─── 課題文

【インタビュー】RBグループサッカー部門ヘッドとして新しい挑戦を決めたクロップが国際コーチ会議で語っていたこと③
「どの選手にもフェアな監督」香川、南野、遠藤を愛した名将クロップのリーダー論「私は本当に普通の人間」「世界最高になろうとは思わない」(中野吉之伴)#サッカー日本代表 #daihyo #香川真司 #南野拓実 #遠藤航 #クロップ #NumberWeb https://t.co/KKn8e9oiao
— Number編集部 (@numberweb) September 15, 2024
前回記事:RBグループサッカー部門ヘッドとして新しい挑戦を決めたクロップが国際コーチ会議で語っていたこと①
RBグループサッカー部門ヘッドとして新しい挑戦を決めたクロップが国際コーチ会議で語っていたこと②
▼ 監督クロップが生まれた瞬間
時は2001年2月まで遡る。
世間がカーニバル週間を迎え、お祭りムードに包まれている最中、当時2部リーグに所属していたマインツは、漆黒の闇の中にいた。
とにかく勝てない。試合をやれどもやれども勝てない。
同シーズン、圧倒的な低空飛行を続けていたクラブではディルク・カルクート、レネ・バンデレイケン、エックハルト・クラウツンといった監督が何とか平常運航へと舵を切ろうと努めたが、どうにもならないまま時間ばかりが過ぎていた。
クラウツンが7試合未勝利で解任されると、スポーツディレクターのクリスティアン・ハイデルとハラルド・シュトルツ会長は、チームのリーダー格の数人を招いて話し合いの場を設けた。
誰かを雇おうにも、お金はない。時間もない。万事休すかと思われたとき、選手サイドが同僚のクロップを暫定監督にすべきと提案したという。

──────
─── 元データ

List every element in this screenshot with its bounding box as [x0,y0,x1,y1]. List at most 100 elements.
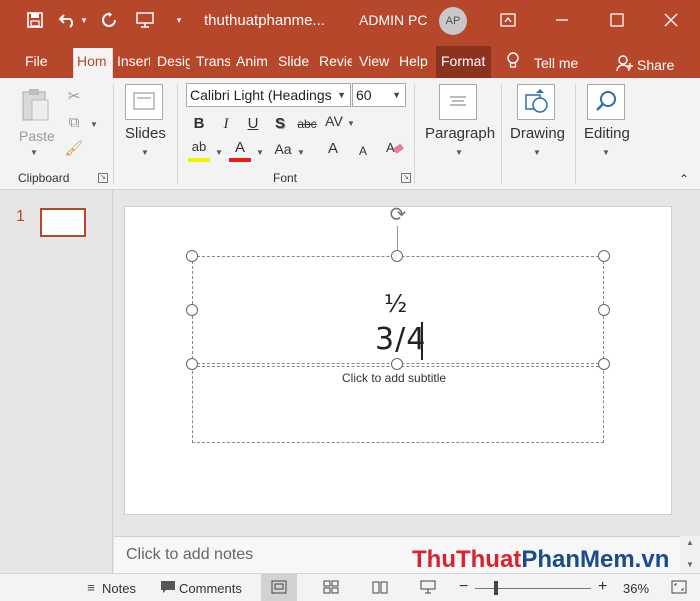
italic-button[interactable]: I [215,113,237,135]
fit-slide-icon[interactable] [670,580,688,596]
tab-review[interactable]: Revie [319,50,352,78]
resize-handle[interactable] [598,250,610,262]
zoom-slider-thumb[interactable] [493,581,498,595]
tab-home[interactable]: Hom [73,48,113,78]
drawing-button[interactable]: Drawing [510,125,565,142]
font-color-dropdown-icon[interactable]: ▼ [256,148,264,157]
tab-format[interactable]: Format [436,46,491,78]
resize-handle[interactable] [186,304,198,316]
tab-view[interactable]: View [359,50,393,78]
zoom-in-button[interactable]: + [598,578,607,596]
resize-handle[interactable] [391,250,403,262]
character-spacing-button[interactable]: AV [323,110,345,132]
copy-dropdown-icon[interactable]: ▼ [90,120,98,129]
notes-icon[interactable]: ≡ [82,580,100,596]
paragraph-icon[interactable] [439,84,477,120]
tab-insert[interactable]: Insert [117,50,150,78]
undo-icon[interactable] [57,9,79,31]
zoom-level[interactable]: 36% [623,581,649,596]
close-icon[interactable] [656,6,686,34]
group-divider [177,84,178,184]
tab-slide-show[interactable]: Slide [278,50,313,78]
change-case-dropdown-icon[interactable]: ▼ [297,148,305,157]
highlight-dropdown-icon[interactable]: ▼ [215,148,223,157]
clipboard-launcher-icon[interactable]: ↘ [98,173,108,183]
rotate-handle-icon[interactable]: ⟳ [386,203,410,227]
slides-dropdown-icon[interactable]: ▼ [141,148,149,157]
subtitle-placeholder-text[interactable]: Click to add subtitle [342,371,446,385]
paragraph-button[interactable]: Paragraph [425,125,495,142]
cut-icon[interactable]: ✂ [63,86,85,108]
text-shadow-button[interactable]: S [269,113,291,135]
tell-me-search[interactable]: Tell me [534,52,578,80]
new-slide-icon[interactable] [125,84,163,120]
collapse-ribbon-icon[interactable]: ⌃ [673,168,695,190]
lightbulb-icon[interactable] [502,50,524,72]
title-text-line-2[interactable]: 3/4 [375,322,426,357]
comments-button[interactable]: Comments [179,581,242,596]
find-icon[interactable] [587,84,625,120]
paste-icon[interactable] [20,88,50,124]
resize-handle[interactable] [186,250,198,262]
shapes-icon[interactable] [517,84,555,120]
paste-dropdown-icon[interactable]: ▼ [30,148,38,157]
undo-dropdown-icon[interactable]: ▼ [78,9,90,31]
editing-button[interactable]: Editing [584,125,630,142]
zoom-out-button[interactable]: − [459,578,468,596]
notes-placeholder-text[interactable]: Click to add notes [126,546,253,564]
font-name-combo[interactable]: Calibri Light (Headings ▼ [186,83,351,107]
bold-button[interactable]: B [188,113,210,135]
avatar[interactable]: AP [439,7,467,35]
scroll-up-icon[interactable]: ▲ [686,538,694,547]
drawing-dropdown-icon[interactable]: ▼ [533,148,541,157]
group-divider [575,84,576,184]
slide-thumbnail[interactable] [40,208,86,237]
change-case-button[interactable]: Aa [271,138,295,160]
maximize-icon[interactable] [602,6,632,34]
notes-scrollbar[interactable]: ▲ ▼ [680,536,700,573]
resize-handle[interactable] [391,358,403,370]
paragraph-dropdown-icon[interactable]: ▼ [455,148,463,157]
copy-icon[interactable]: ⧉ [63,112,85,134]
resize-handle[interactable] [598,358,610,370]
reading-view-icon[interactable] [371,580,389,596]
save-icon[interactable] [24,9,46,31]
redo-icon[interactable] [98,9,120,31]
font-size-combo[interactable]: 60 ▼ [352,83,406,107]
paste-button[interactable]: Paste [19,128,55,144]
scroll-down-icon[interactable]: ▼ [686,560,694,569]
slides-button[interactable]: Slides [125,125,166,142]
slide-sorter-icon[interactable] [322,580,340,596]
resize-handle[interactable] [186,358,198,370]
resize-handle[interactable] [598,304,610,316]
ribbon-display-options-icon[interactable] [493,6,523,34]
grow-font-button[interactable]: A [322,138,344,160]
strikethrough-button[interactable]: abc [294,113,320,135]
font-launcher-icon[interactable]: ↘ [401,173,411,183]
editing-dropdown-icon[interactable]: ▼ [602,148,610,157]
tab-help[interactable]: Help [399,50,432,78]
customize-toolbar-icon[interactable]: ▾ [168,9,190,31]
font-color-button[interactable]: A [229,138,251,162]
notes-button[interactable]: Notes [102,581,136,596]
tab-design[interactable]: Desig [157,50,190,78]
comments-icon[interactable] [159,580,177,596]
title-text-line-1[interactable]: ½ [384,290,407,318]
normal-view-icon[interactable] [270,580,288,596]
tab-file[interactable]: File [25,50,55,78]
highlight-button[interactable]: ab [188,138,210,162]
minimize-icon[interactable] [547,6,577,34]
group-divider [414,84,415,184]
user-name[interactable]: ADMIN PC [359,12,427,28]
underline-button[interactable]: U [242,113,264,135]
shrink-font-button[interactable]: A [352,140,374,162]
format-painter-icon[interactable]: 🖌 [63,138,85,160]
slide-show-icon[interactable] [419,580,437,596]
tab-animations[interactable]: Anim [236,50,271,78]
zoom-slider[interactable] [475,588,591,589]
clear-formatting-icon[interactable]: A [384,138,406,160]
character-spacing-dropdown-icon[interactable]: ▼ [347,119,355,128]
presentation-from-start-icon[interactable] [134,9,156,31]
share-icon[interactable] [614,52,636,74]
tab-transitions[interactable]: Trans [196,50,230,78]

──────

● やること
1) リストのうち、「italic-button[interactable]: I [215,113,237,135]」を含む行から始まり「drawing-button[interactable]: Drawing [510,125,565,142]」を含む行で終わる範囲を、「interactable」を「clickable」に置き換えて修正すること。それ以外は一切変えず、その範囲の行だけを示す。
2) クロップの記事を、最後の文の後から書き進めること。
クロップの記事とリストは互いに無関係である。

● 解答
1)
italic-button[clickable]: I [215,113,237,135]
fit-slide-icon[clickable] [670,580,688,596]
tab-review[clickable]: Revie [319,50,352,78]
resize-handle[clickable] [598,250,610,262]
zoom-slider-thumb[clickable] [493,581,498,595]
tab-home[clickable]: Hom [73,48,113,78]
drawing-button[clickable]: Drawing [510,125,565,142]

2)
当時の主軸トーマス・ツィーマーは、当時の様子を笑いながらこう明かしている。「(クロップが)将来的に指導者になるタイプだなって仲間内ではわかっていたんだ。ちょうどケガで欠場していたし、どうせプレーできないならベンチに監督として座れるんじゃないかって。そんな冗談めいたところもあったんだよ」※Number WEB「20年前、現役DFクロップを突然監督に…名将を生み出したマインツが貫くブレない哲学とは」より引用
これは僕が21年3月にNumber WEBに寄稿した記事からの引用だ。歴史の中には様々なターニングポイントというのがある。それこそレバークーゼンはシャビ・アロンソ監督とともにブンデスリーガ初優勝を飾ったわけだが、それまでトップチームの監督経験がないシャビ・アロンソを引っ張ってくるには大きなリスクだってあった。シモン・ロルフェスSDは「どんな決断にもリスクとチャンスがある。私たちはチャンスのほうをとりたい」と正規の決断をする。素晴らしい決断だった。
《前例がない》という言葉をよく耳にする。
だからなんなのだ、と問いたい。前例がないからと断られたケースは僕にも何回もある。指導者として、ライターとして、指導者の指導者として、他にも様々な活動をしているが、こちらがどれだけ資料を準備して、論理的な説明を添えても、《前例がないからね》の一言のほうが力を持ってしまう。
そのわりに上層部から話を持っていくと、《前例がない》話だったはずなのに一発オッケーになったりもする。だからそこまで力のある言葉であってはならないと思うのだ。その言葉に逃げるのはずるいと思うのだ。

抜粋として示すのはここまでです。